Study suggests
Doctor-assisted death wouldn’t undermine trust
Newswise — There is little evidence to support the argument
that legalizing physician-assisted death would reduce
patients’ trust in their doctors, according to a researcher
from Wake Forest University Baptist Medical Center and
colleagues.
“Overall, three times as
many people disagree as agree that legalizing
physician-assisted death would cause them to trust their
personal doctors less,” said Mark Hall, J.D., professor of
public health sciences at Wake Forest Baptist and Fred D.
and Elizabeth L. Turnage Professor of Law at Wake Forest
University.
Hall and colleagues
designed a random telephone survey of 1,117 adults in the
United States to measure attitudes about physician aid in
dying. The results are reported in the current issue of the
Journal of Medical Ethics.

## Tasks and exercises
- 1) Retype part of the article on doctor-assisted death. Begin at the words "Study suggests" and stop after "University.".
- 2) Translate this sentence from the article on doctor-assisted death into Spanish: "Hall and colleagues designed a random telephone survey of 1,117 adults in the United States to measure attitudes about physician aid in dying."
- 3) According to the article on doctor-assisted death, in which journal are the survey results reported?

## Provided records
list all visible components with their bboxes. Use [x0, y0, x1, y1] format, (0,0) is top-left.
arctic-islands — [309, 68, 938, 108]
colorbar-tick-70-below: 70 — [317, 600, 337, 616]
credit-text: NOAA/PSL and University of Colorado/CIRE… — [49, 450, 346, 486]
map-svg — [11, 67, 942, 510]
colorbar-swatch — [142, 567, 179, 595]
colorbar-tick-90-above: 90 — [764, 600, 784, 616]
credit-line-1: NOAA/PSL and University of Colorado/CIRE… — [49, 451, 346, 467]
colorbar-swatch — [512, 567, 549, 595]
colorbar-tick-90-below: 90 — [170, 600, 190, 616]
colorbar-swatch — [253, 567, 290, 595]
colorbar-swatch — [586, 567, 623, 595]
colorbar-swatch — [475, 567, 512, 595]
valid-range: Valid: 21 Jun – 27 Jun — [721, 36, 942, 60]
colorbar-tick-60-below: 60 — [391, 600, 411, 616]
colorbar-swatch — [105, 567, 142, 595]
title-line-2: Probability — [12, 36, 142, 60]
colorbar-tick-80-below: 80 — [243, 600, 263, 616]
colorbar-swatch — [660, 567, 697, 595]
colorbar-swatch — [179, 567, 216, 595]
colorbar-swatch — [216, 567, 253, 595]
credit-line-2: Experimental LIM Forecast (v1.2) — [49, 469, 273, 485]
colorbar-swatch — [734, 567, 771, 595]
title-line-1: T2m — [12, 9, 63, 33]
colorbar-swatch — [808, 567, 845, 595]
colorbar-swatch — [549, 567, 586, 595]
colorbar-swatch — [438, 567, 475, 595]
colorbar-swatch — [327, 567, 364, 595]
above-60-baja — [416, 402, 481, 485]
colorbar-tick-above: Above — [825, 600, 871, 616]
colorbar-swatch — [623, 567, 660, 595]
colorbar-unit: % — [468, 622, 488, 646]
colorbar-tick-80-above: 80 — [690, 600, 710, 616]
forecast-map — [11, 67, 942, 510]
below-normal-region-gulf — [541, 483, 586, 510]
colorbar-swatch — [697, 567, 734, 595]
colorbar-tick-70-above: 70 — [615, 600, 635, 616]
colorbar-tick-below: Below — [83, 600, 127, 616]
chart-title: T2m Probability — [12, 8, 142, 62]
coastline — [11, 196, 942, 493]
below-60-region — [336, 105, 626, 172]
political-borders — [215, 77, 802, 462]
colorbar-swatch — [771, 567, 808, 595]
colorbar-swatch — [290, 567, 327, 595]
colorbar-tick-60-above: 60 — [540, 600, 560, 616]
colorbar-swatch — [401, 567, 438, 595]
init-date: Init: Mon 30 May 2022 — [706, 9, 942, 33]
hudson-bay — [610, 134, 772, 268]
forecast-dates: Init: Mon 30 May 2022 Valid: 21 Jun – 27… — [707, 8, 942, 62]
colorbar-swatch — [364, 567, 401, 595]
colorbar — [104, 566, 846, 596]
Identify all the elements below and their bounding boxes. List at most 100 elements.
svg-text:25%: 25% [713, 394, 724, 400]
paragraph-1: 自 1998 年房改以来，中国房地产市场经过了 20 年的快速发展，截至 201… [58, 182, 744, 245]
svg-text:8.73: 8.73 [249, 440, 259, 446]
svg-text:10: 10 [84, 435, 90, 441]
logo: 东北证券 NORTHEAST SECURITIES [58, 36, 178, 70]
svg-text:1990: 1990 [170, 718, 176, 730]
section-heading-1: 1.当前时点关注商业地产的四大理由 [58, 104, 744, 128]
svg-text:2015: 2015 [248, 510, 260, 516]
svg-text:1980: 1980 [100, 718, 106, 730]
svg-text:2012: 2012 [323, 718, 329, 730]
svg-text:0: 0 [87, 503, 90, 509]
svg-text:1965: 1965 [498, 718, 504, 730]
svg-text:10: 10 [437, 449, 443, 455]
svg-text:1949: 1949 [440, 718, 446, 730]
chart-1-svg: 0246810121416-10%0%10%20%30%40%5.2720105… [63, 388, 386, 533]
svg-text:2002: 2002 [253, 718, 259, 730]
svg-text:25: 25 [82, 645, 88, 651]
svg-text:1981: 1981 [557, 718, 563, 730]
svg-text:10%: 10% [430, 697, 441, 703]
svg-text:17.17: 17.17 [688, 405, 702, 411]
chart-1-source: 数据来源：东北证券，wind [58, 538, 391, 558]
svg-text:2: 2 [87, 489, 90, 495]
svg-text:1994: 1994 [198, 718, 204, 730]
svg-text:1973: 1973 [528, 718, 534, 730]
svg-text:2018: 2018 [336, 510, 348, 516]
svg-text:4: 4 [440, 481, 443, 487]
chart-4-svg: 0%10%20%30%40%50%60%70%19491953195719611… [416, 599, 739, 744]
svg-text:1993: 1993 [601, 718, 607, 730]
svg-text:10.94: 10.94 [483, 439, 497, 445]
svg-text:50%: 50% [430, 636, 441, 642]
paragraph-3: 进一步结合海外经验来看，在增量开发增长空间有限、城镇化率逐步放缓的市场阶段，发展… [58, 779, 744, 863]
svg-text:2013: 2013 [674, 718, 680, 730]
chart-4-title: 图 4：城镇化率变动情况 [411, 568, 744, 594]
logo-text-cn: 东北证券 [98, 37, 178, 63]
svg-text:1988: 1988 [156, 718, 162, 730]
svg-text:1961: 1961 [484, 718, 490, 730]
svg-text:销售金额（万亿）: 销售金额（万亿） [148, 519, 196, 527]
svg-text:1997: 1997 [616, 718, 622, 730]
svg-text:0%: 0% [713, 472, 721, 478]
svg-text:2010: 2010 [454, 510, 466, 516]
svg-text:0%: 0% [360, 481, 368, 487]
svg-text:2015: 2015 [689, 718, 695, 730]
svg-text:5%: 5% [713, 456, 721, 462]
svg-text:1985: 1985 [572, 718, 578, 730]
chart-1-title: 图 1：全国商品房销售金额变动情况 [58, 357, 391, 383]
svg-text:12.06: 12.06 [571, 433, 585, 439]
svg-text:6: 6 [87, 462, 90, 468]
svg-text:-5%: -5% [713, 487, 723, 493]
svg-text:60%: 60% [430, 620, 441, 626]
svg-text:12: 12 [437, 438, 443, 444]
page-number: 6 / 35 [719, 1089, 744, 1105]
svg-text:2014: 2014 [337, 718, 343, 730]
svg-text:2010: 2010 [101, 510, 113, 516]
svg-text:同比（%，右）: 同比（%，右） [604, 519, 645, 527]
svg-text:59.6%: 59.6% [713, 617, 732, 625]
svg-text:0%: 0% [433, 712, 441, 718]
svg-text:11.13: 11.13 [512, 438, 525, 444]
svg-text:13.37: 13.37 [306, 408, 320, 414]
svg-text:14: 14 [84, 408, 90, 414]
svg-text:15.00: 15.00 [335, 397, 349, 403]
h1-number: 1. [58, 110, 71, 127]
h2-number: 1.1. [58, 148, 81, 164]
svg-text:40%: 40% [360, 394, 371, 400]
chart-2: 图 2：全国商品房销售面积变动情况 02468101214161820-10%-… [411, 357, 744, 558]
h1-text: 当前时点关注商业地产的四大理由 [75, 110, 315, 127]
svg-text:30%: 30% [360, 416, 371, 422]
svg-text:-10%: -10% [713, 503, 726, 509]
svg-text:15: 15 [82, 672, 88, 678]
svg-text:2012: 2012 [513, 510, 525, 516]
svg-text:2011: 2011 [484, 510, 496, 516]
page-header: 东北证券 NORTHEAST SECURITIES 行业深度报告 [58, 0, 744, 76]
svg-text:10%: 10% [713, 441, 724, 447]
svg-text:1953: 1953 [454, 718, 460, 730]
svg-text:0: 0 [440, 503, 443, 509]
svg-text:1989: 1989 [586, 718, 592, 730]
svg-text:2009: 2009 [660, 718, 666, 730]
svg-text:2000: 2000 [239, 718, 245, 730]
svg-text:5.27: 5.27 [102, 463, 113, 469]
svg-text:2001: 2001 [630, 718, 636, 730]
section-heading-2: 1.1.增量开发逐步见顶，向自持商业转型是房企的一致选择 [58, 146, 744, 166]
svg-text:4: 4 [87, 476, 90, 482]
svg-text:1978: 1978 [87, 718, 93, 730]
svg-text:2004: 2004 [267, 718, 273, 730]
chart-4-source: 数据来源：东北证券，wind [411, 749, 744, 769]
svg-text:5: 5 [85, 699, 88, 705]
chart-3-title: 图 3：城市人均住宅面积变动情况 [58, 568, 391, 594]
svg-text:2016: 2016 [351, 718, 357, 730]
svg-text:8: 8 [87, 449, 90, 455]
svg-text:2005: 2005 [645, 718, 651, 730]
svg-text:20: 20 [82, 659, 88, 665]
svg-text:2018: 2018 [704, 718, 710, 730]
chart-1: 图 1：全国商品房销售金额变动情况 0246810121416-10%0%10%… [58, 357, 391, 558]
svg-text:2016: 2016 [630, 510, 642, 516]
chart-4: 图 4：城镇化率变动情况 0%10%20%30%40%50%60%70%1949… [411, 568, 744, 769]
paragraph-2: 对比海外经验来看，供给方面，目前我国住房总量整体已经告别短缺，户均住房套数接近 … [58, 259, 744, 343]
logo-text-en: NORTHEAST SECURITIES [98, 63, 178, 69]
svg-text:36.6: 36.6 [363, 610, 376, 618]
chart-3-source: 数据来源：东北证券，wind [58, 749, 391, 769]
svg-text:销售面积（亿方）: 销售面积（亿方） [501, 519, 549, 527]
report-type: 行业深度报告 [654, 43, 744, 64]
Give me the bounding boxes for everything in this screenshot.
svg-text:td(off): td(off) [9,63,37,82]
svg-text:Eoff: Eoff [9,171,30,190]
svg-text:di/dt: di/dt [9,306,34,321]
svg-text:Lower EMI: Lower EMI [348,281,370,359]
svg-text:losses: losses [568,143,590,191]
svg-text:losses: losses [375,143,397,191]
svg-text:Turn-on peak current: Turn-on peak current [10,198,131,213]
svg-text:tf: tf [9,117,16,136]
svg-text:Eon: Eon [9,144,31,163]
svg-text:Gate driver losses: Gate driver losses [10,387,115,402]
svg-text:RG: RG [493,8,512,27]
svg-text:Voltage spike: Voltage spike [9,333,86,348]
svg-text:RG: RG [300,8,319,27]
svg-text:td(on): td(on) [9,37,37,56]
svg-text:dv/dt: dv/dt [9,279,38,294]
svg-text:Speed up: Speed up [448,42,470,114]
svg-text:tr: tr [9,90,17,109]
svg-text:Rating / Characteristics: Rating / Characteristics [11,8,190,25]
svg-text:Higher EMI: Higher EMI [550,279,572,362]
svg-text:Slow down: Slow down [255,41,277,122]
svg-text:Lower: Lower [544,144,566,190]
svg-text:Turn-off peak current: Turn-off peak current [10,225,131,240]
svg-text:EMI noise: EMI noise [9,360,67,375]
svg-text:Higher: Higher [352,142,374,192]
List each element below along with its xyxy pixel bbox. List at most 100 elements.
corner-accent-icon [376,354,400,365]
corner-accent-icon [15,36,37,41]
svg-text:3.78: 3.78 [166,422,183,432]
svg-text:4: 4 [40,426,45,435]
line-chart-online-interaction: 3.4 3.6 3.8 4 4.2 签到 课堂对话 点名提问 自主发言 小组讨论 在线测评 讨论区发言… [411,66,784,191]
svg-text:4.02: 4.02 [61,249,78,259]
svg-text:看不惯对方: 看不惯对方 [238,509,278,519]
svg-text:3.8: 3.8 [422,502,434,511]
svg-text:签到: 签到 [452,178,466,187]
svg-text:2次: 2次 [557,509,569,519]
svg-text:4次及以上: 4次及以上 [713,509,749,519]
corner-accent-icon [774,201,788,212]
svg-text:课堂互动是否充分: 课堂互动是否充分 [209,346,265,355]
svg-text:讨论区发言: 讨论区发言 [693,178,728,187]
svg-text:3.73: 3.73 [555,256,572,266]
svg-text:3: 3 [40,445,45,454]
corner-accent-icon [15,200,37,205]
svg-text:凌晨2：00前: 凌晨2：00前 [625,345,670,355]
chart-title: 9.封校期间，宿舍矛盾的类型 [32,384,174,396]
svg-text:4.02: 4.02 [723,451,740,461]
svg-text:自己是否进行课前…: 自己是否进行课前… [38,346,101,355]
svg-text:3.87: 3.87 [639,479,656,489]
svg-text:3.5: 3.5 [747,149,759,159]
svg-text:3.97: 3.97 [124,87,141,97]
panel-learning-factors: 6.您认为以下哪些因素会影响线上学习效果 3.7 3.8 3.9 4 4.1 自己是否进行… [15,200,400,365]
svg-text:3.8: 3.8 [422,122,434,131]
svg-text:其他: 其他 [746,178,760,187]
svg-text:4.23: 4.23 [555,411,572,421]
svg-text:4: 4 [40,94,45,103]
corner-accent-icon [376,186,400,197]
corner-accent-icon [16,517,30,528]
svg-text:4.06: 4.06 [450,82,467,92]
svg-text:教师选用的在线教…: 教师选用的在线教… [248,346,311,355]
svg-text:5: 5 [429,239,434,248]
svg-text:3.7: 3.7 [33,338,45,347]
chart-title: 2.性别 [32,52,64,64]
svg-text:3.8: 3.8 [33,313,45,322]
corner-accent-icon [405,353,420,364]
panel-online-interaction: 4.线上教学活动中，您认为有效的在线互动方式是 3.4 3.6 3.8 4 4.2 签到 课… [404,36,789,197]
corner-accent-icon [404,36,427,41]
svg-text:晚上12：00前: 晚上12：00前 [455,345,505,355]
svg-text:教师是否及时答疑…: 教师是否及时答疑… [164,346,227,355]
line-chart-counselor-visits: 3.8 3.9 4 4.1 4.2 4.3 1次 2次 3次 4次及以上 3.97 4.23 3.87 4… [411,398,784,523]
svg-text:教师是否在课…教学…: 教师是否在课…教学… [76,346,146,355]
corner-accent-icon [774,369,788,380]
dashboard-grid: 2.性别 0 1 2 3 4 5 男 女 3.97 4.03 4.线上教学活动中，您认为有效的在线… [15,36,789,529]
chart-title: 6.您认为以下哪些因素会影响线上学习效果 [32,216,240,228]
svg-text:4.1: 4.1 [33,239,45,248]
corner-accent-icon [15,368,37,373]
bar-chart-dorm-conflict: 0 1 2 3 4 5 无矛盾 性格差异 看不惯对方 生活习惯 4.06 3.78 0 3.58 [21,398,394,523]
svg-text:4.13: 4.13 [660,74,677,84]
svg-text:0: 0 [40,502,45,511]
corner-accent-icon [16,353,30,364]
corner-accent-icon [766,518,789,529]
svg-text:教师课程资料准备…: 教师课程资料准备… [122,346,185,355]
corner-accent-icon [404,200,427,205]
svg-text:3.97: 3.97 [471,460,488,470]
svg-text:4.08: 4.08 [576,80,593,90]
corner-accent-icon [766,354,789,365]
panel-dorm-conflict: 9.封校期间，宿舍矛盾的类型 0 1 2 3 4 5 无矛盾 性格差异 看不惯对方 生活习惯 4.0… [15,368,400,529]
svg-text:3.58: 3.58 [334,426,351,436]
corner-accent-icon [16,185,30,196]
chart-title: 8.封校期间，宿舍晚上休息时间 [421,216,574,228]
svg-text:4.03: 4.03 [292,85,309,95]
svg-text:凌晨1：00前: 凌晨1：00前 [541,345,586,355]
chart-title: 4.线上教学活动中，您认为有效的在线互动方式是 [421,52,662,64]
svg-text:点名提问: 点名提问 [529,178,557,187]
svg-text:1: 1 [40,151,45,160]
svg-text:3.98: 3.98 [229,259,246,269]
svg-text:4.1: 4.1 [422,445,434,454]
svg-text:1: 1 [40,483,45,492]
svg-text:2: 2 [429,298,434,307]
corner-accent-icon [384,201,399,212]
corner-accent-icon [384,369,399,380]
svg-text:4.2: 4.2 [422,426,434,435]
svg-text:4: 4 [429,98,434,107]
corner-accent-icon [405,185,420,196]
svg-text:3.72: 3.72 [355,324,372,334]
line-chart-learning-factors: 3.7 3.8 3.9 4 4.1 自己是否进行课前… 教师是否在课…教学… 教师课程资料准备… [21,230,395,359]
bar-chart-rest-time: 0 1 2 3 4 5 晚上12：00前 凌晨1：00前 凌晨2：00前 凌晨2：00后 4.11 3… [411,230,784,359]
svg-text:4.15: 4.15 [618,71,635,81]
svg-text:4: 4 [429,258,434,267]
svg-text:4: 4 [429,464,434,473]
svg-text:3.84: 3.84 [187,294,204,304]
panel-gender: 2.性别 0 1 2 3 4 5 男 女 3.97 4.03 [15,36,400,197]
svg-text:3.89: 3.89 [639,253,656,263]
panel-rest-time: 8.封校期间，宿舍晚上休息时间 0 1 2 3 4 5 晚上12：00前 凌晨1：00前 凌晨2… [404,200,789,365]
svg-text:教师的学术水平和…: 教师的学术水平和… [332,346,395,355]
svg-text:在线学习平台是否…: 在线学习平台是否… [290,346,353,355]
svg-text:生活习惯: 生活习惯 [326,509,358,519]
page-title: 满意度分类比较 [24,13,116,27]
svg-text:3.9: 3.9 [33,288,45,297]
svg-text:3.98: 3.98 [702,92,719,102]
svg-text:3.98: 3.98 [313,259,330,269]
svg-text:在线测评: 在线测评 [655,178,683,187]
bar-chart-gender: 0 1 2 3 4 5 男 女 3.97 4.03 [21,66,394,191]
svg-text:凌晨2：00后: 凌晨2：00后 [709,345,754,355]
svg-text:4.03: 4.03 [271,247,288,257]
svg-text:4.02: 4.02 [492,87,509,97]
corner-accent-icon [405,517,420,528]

## Exercise responses
- 1)
Study suggests
Doctor-assisted death wouldn’t undermine trust
Newswise — There is little evidence to support the argument
that legalizing physician-assisted death would reduce
patients’ trust in their doctors, according to a researcher
from Wake Forest University Baptist Medical Center and
colleagues.
“Overall, three times as
many people disagree as agree that legalizing
physician-assisted death would cause them to trust their
personal doctors less,” said Mark Hall, J.D., professor of
public health sciences at Wake Forest Baptist and Fred D.
and Elizabeth L. Turnage Professor of Law at Wake Forest
University.

- 2) Hall y sus colegas diseñaron una encuesta telefónica aleatoria a 1.117 adultos de los Estados Unidos para medir las actitudes sobre la ayuda médica para morir.

- 3) The Journal of Medical Ethics.